***** 本文

まずエンジンは、現状で160PS程度ということだけど、ターボラグが小さくて
乗りやすい。ミッションもノーマルだからFFに乗りなれていないぼくにとっては
楽だった。小林選手によると1戦目ではAE92用の超クロスレシオのミッションを
使っていたらしいけども、さすがにターボでは使いづらくてノーマルミッションに
戻したみたい。
このエンジンで面白いのはブーストの切り替えが2段階にできることだよね。
インパネ上のスイッチでもそれは可能なんだけど、アクセルペダルの一番奥について
いるスイッチを入れるとブーストが全開になるというのがグッドアイデアだね。
アクセルコントロールが必要なところでは、最大チャージ圧を低めに設定して
ターボラグを小さくする。そしてパワーが必要な場所で思いきっりアクセルを
踏み込むとスイッチが入ってフルブーストがかかるようになっている。そういう
場所ではターボのタイムラグはあまり気にならないから、かなり思いきった
ブーストでいけるんだよね。まだ目標としてる220PSという強烈なパワーでは
ないからここで判断するわけにはいかないけれど、トランクションのかかりにくい
FFターボのチューニングカーでは役に立つシステムになるかもしれないね。まだ
エンジンはタービンを替えた程度でエンジン本体やインタークーラー、
インジェクションといったところにあまり手をつけていないようだから、今後
パワーを下から上まで出してきたら、マーチでは追いつけないようなパワーに
なるんじゃないかな。
この完成されかけたエンジンに対して問題はシャシー。ボディ重量がノーマルより
はるかに重たいから、素直な操縦性を出すのはかなり難しいね。ボディ剛性はかなり
上がっているし、サスペンションもほとんどピローボールで固めているんだけれど、
トランクションが思ったよりもかかっていない感じがする。もちろん、ベース車が
マーチよりははるかに容量があるからマーチよりはトランクションがかかる。でも、
マーチみたいにスーパーチャージャーが低速を助けてくれるわけじゃないから、
ターボが効き出すとホイールスピンが激しい。全体に前がかなり柔らかいような
感じだね。マーチはスーパーターボになってからフロントにかなり太いスタビ
ライザーが入っていて、フロントがのめるような感じがすごく少ないだけど、
これに比べるとEPはかなりフロントが大きくロールする感じなんだ。重量が
重たいことも影響しているだろうね。

**********
***** 入力データ

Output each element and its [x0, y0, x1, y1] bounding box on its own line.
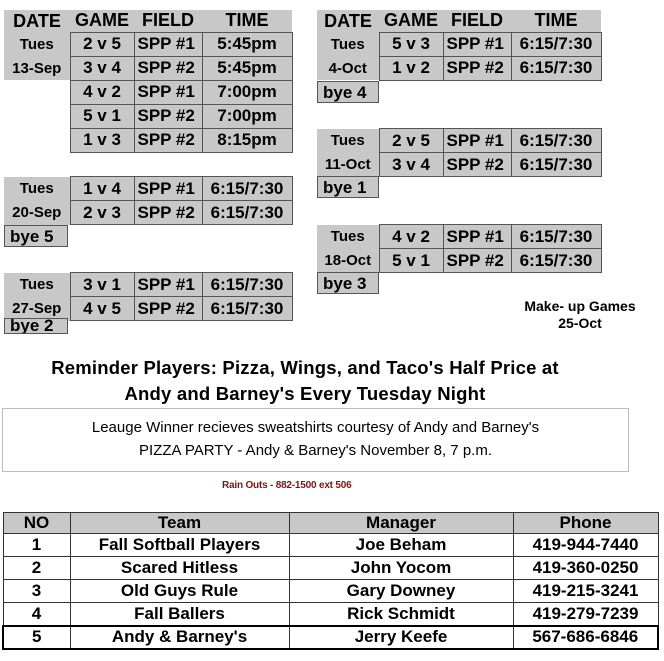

**********

> _指示内容 1_:
本文の「このエンジンで面白いのは」で始まる段落を、主な事実を残したまま箇条書きで短くまとめよ。
> _指示内容 2_:
本文のうち、「この完成されかけたエンジンに対して問題はシャシー。ボディ重量がノーマルより」という語句を含むところから始めて「重たいことも影響しているだろうね。」の後で終わる部分を、一字一句そのまま書き写せ。

> _出力結果 1_:
- ブーストは2段階に切り替えられる。
- 切り替えはインパネ上のスイッチでもできるが、アクセルペダルの一番奥のスイッチを入れるとブーストが全開になる。書き手はこれをグッドアイデアだとしている。
- アクセルコントロールが必要な場所では、最大チャージ圧を低めに設定してターボラグを小さくする。
- パワーが必要な場所でアクセルを踏み込むとスイッチが入り、フルブーストがかかる。そこではタイムラグがあまり気にならないので、思いきったブーストが使える。
- まだ目標の220PSには達していないので判断はできないが、FFターボのチューニングカーでは役に立つシステムになるかもしれない。
- エンジンはタービンを替えた程度で、エンジン本体やインタークーラー、インジェクションにはあまり手をつけていないようだ。
- 今後パワーを下から上まで出せれば、マーチでは追いつけないパワーになるだろうと見ている。

> _出力結果 2_:
この完成されかけたエンジンに対して問題はシャシー。ボディ重量がノーマルより
はるかに重たいから、素直な操縦性を出すのはかなり難しいね。ボディ剛性はかなり
上がっているし、サスペンションもほとんどピローボールで固めているんだけれど、
トランクションが思ったよりもかかっていない感じがする。もちろん、ベース車が
マーチよりははるかに容量があるからマーチよりはトランクションがかかる。でも、
マーチみたいにスーパーチャージャーが低速を助けてくれるわけじゃないから、
ターボが効き出すとホイールスピンが激しい。全体に前がかなり柔らかいような
感じだね。マーチはスーパーターボになってからフロントにかなり太いスタビ
ライザーが入っていて、フロントがのめるような感じがすごく少ないだけど、
これに比べるとEPはかなりフロントが大きくロールする感じなんだ。重量が
重たいことも影響しているだろうね。